***** Texte source *****

Quoi qu’il en soit, cette résurrection est à marquer d’une pierre blanche, ce qui conduit à saluer la curiosité et la persévérance d’Alain Perroux (directeur général de l’Opéra national du Rhin depuis 2020) pour valoriser les répertoires les plus méconnus et stimuler la curiosité des publics. Les partenariats avec France Musique et Arte permettront au plus grand nombre de découvrir ou redécouvrir ce spectacle, en audio ou en digital, avant une commercialisation en DVD prévue par l’éditeur Bel Air Classiques.

***** Données à traiter *****

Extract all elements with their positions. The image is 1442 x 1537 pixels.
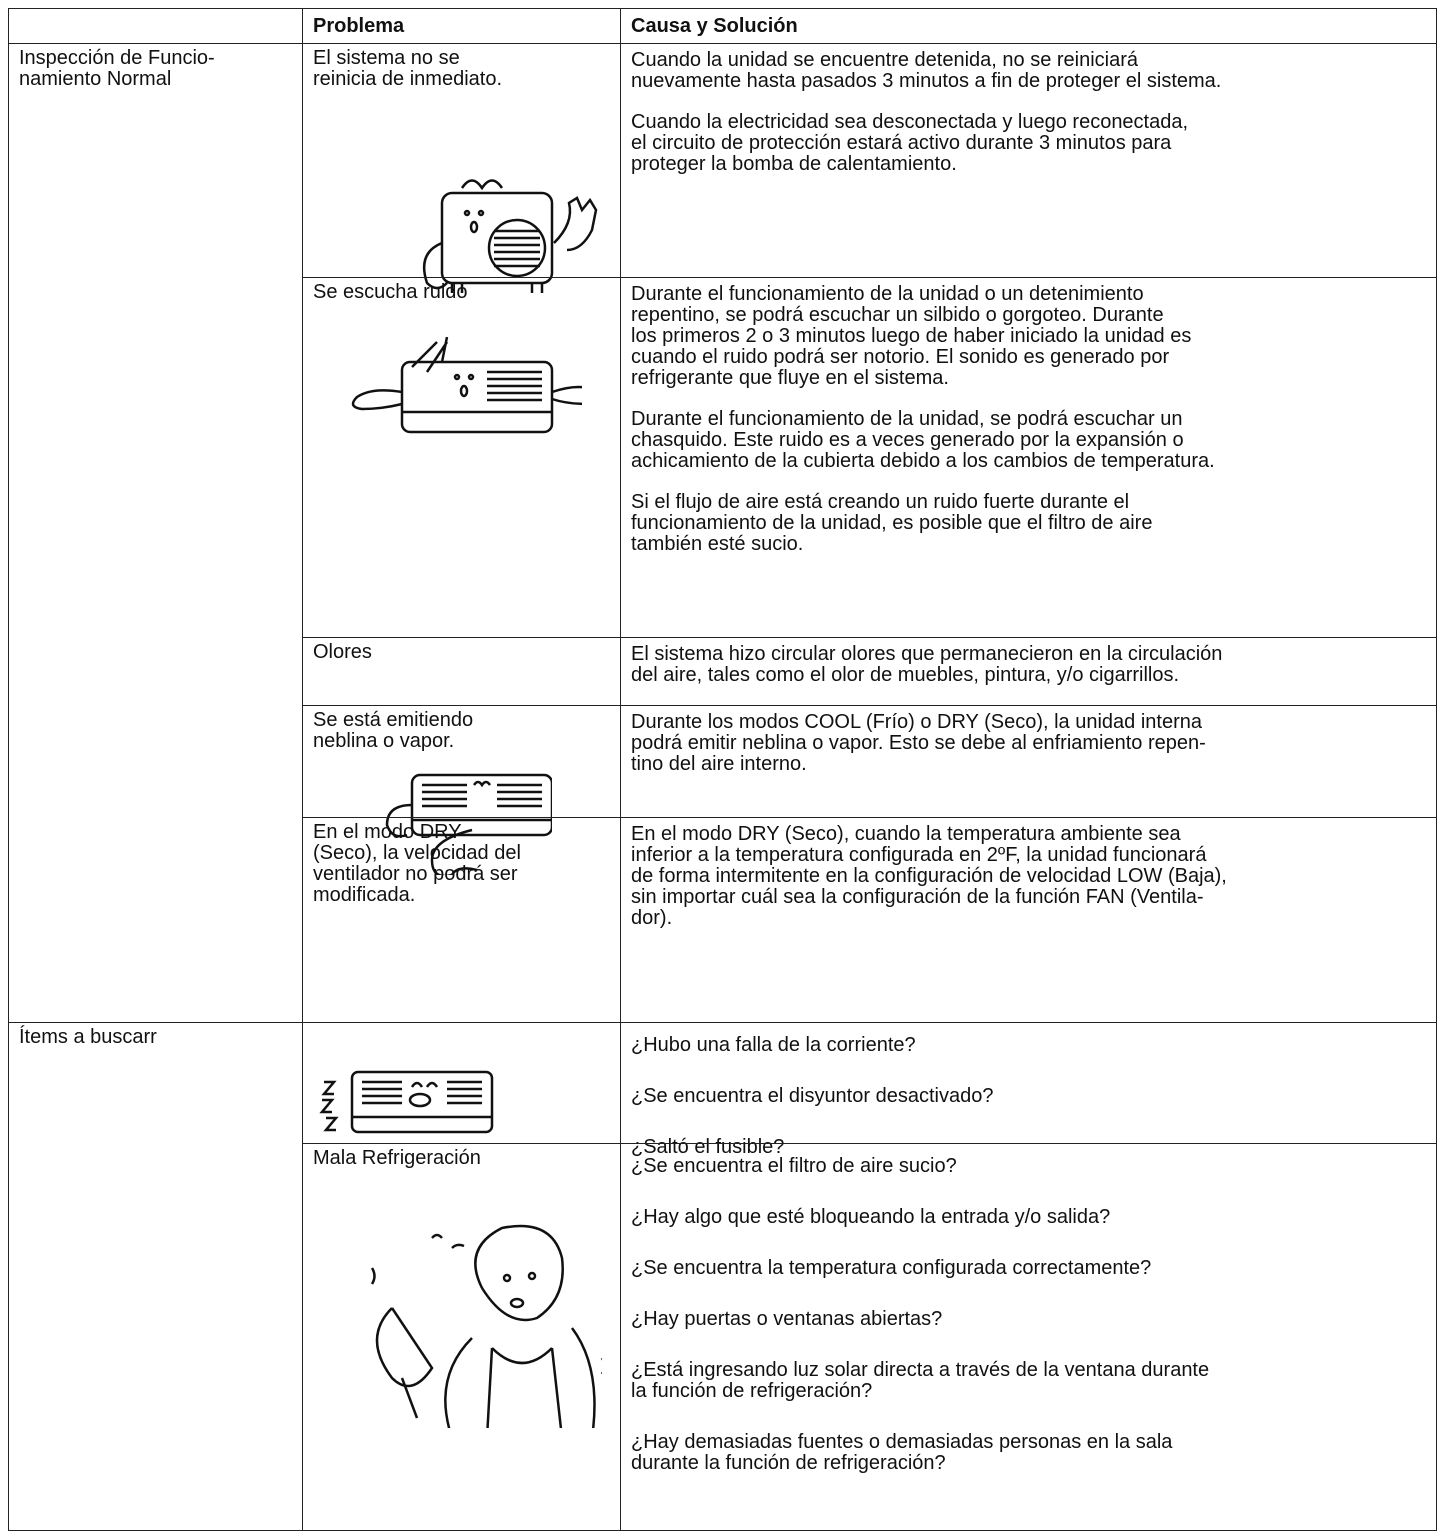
problem-line: Olores bbox=[313, 641, 372, 663]
group-label: Inspección de Funcio-namiento Normal bbox=[8, 43, 303, 1023]
cause-line: la función de refrigeración? bbox=[631, 1380, 873, 1402]
cause-line: ¿Hay algo que esté bloqueando la entrada… bbox=[631, 1206, 1111, 1228]
cause-paragraph: ¿Hay puertas o ventanas abiertas? bbox=[631, 1309, 1428, 1330]
cause-cell: En el modo DRY (Seco), cuando la tempera… bbox=[620, 817, 1437, 1023]
cause-line: repentino, se podrá escuchar un silbido … bbox=[631, 304, 1164, 326]
cause-line: los primeros 2 o 3 minutos luego de habe… bbox=[631, 325, 1192, 347]
illustration bbox=[422, 179, 598, 293]
cause-paragraph: En el modo DRY (Seco), cuando la tempera… bbox=[631, 824, 1428, 929]
cause-cell: El sistema hizo circular olores que perm… bbox=[620, 637, 1437, 706]
cause-paragraph: El sistema hizo circular olores que perm… bbox=[631, 644, 1428, 686]
problem-line: ventilador no podrá ser bbox=[313, 863, 518, 885]
illustration bbox=[385, 773, 552, 875]
cause-line: refrigerante que fluye en el sistema. bbox=[631, 367, 949, 389]
illustration bbox=[319, 1070, 494, 1134]
cause-line: ¿Se encuentra el filtro de aire sucio? bbox=[631, 1155, 957, 1177]
illustration bbox=[370, 1224, 602, 1428]
problem-line: Mala Refrigeración bbox=[313, 1147, 481, 1169]
cause-line: proteger la bomba de calentamiento. bbox=[631, 153, 957, 175]
problem-line: Se escucha ruido bbox=[313, 281, 468, 303]
cause-line: tino del aire interno. bbox=[631, 753, 807, 775]
cause-line: Durante los modos COOL (Frío) o DRY (Sec… bbox=[631, 711, 1202, 733]
group-label-line: Inspección de Funcio- bbox=[19, 47, 215, 69]
cause-line: Durante el funcionamiento de la unidad o… bbox=[631, 283, 1144, 305]
cause-cell: ¿Hubo una falla de la corriente? ¿Se encu… bbox=[620, 1022, 1437, 1158]
cause-paragraph: ¿Está ingresando luz solar directa a tra… bbox=[631, 1360, 1428, 1402]
problem-line: modificada. bbox=[313, 884, 416, 906]
cause-line: nuevamente hasta pasados 3 minutos a fin… bbox=[631, 70, 1222, 92]
cause-paragraph: Cuando la unidad se encuentre detenida, … bbox=[631, 50, 1428, 92]
problem-line: En el modo DRY bbox=[313, 821, 462, 843]
cause-line: el circuito de protección estará activo … bbox=[631, 132, 1172, 154]
cause-line: ¿Se encuentra la temperatura configurada… bbox=[631, 1257, 1152, 1279]
problem-cell: Se escucha ruido bbox=[302, 277, 621, 638]
cause-line: achicamiento de la cubierta debido a los… bbox=[631, 450, 1215, 472]
cause-paragraph: ¿Hubo una falla de la corriente? bbox=[631, 1035, 1428, 1056]
group-label: Ítems a buscarr bbox=[8, 1022, 303, 1531]
cause-paragraph: Cuando la electricidad sea desconectada … bbox=[631, 112, 1428, 175]
cause-paragraph: ¿Se encuentra la temperatura configurada… bbox=[631, 1258, 1428, 1279]
cause-line: de forma intermitente en la configuració… bbox=[631, 865, 1227, 887]
problem-line: reinicia de inmediato. bbox=[313, 68, 502, 90]
cause-line: también esté sucio. bbox=[631, 533, 804, 555]
cause-paragraph: ¿Se encuentra el filtro de aire sucio? bbox=[631, 1156, 1428, 1177]
header-cell: Problema bbox=[302, 8, 621, 44]
problem-line: (Seco), la velocidad del bbox=[313, 842, 521, 864]
header-cell: Causa y Solución bbox=[620, 8, 1437, 44]
problem-cell: En el modo DRY (Seco), la velocidad del ve… bbox=[302, 817, 621, 1023]
cause-cell: Durante el funcionamiento de la unidad o… bbox=[620, 277, 1437, 638]
problem-cell: Mala Refrigeración bbox=[302, 1143, 621, 1531]
cause-cell: Durante los modos COOL (Frío) o DRY (Sec… bbox=[620, 705, 1437, 818]
cause-line: ¿Se encuentra el disyuntor desactivado? bbox=[631, 1085, 994, 1107]
cause-line: ¿Está ingresando luz solar directa a tra… bbox=[631, 1359, 1210, 1381]
cause-line: ¿Hubo una falla de la corriente? bbox=[631, 1034, 916, 1056]
cause-paragraph: Durante el funcionamiento de la unidad, … bbox=[631, 409, 1428, 472]
cause-line: cuando el ruido podrá ser notorio. El so… bbox=[631, 346, 1170, 368]
cause-cell: Cuando la unidad se encuentre detenida, … bbox=[620, 43, 1437, 278]
cause-line: ¿Hay demasiadas fuentes o demasiadas per… bbox=[631, 1431, 1173, 1453]
cause-line: Si el flujo de aire está creando un ruid… bbox=[631, 491, 1130, 513]
cause-line: durante la función de refrigeración? bbox=[631, 1452, 946, 1474]
cause-paragraph: ¿Hay algo que esté bloqueando la entrada… bbox=[631, 1207, 1428, 1228]
cause-paragraph: Durante los modos COOL (Frío) o DRY (Sec… bbox=[631, 712, 1428, 775]
problem-line: El sistema no se bbox=[313, 47, 460, 69]
problem-line: neblina o vapor. bbox=[313, 730, 455, 752]
cause-paragraph: ¿Hay demasiadas fuentes o demasiadas per… bbox=[631, 1432, 1428, 1474]
illustration bbox=[351, 337, 582, 434]
cause-line: ¿Saltó el fusible? bbox=[631, 1136, 785, 1158]
cause-paragraph: ¿Saltó el fusible? bbox=[631, 1137, 1428, 1158]
cause-line: En el modo DRY (Seco), cuando la tempera… bbox=[631, 823, 1181, 845]
cause-line: inferior a la temperatura configurada en… bbox=[631, 844, 1207, 866]
cause-line: dor). bbox=[631, 907, 673, 929]
group-label-line: namiento Normal bbox=[19, 68, 172, 90]
cause-line: Cuando la electricidad sea desconectada … bbox=[631, 111, 1189, 133]
group-label-line: Ítems a buscarr bbox=[19, 1026, 157, 1048]
cause-line: funcionamiento de la unidad, es posible … bbox=[631, 512, 1153, 534]
cause-cell: ¿Se encuentra el filtro de aire sucio? ¿H… bbox=[620, 1143, 1437, 1531]
problem-cell: Olores bbox=[302, 637, 621, 706]
cause-paragraph: Si el flujo de aire está creando un ruid… bbox=[631, 492, 1428, 555]
cause-line: del aire, tales como el olor de muebles,… bbox=[631, 664, 1180, 686]
cause-line: chasquido. Este ruido es a veces generad… bbox=[631, 429, 1184, 451]
cause-line: sin importar cuál sea la configuración d… bbox=[631, 886, 1204, 908]
cause-line: ¿Hay puertas o ventanas abiertas? bbox=[631, 1308, 943, 1330]
cause-line: podrá emitir neblina o vapor. Esto se de… bbox=[631, 732, 1206, 754]
cause-paragraph: ¿Se encuentra el disyuntor desactivado? bbox=[631, 1086, 1428, 1107]
cause-line: Durante el funcionamiento de la unidad, … bbox=[631, 408, 1183, 430]
problem-line: Se está emitiendo bbox=[313, 709, 474, 731]
cause-line: Cuando la unidad se encuentre detenida, … bbox=[631, 49, 1139, 71]
header-blank bbox=[8, 8, 303, 44]
cause-paragraph: Durante el funcionamiento de la unidad o… bbox=[631, 284, 1428, 389]
cause-line: El sistema hizo circular olores que perm… bbox=[631, 643, 1223, 665]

*****

Consignes =>
A. Pouvez-vous recopier mot pour mot le passage du texte source qui va de « Quoi qu’il en » jusqu'à « Bel Air Classiques. » ?
B. Pouvez-vous réécrire sous forme de liste numérotée, sans lignes vides, uniquement les lignes de données qui vont de celle contenant « problem-line: Olores bbox=[313, 641, 372, 663] » jusqu'à celle contenant « problem-line: Se escucha », ces deux lignes comprises ?
Le texte source et les lignes de données sont deux ensembles sans rapport l'un avec l'autre.

Résultats par tâche =>
A.
Quoi qu’il en soit, cette résurrection est à marquer d’une pierre blanche, ce qui conduit à saluer la curiosité et la persévérance d’Alain Perroux (directeur général de l’Opéra national du Rhin depuis 2020) pour valoriser les répertoires les plus méconnus et stimuler la curiosité des publics. Les partenariats avec France Musique et Arte permettront au plus grand nombre de découvrir ou redécouvrir ce spectacle, en audio ou en digital, avant une commercialisation en DVD prévue par l’éditeur Bel Air Classiques.

B.
1. problem-line: Olores bbox=[313, 641, 372, 663]
2. group-label: Inspección de Funcio-namiento Normal bbox=[8, 43, 303, 1023]
3. cause-line: la función de refrigeración? bbox=[631, 1380, 873, 1402]
4. cause-line: ¿Hay algo que esté bloqueando la entrada… bbox=[631, 1206, 1111, 1228]
5. cause-paragraph: ¿Hay puertas o ventanas abiertas? bbox=[631, 1309, 1428, 1330]
6. cause-cell: En el modo DRY (Seco), cuando la tempera… bbox=[620, 817, 1437, 1023]
7. cause-line: repentino, se podrá escuchar un silbido … bbox=[631, 304, 1164, 326]
8. cause-line: los primeros 2 o 3 minutos luego de habe… bbox=[631, 325, 1192, 347]
9. illustration bbox=[422, 179, 598, 293]
10. cause-paragraph: En el modo DRY (Seco), cuando la tempera… bbox=[631, 824, 1428, 929]
11. cause-cell: El sistema hizo circular olores que perm… bbox=[620, 637, 1437, 706]
12. cause-paragraph: El sistema hizo circular olores que perm… bbox=[631, 644, 1428, 686]
13. problem-line: ventilador no podrá ser bbox=[313, 863, 518, 885]
14. illustration bbox=[385, 773, 552, 875]
15. cause-line: refrigerante que fluye en el sistema. bbox=[631, 367, 949, 389]
16. illustration bbox=[319, 1070, 494, 1134]
17. cause-line: ¿Se encuentra el filtro de aire sucio? bbox=[631, 1155, 957, 1177]
18. illustration bbox=[370, 1224, 602, 1428]
19. problem-line: Mala Refrigeración bbox=[313, 1147, 481, 1169]
20. cause-line: proteger la bomba de calentamiento. bbox=[631, 153, 957, 175]
21. problem-line: Se escucha ruido bbox=[313, 281, 468, 303]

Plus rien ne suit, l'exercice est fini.